• _WHAT IS ASKED_:
Identify every line in the records below that contains the word "color", and reproduce each one.

(Figure content listings)
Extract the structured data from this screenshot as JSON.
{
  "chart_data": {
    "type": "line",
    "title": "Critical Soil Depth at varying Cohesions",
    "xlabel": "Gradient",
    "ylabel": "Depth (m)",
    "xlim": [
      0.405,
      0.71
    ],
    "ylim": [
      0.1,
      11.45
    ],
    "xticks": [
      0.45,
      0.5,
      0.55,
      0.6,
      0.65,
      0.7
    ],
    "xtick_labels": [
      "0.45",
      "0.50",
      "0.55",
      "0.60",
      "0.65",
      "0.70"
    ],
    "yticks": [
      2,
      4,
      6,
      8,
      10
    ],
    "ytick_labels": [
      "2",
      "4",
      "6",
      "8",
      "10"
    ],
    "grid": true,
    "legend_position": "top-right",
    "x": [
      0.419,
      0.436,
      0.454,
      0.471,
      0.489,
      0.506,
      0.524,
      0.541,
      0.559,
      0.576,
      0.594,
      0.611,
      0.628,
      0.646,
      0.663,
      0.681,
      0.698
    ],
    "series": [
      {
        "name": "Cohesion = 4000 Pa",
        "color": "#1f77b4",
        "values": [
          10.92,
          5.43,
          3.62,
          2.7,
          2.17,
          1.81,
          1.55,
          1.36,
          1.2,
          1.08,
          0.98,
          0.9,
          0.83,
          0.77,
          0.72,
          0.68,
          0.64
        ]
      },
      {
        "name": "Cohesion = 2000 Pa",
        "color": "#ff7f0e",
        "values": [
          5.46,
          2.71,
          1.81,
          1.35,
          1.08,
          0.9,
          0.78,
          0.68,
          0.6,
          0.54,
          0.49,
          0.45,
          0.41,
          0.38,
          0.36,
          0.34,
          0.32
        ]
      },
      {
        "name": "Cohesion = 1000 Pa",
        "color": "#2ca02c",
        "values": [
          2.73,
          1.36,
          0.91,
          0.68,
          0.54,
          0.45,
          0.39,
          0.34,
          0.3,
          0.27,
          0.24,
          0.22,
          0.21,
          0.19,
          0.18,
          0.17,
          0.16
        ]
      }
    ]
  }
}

• _SOLUTION TO THE EXERCISE_:
        "color": "#1f77b4",
        "color": "#ff7f0e",
        "color": "#2ca02c",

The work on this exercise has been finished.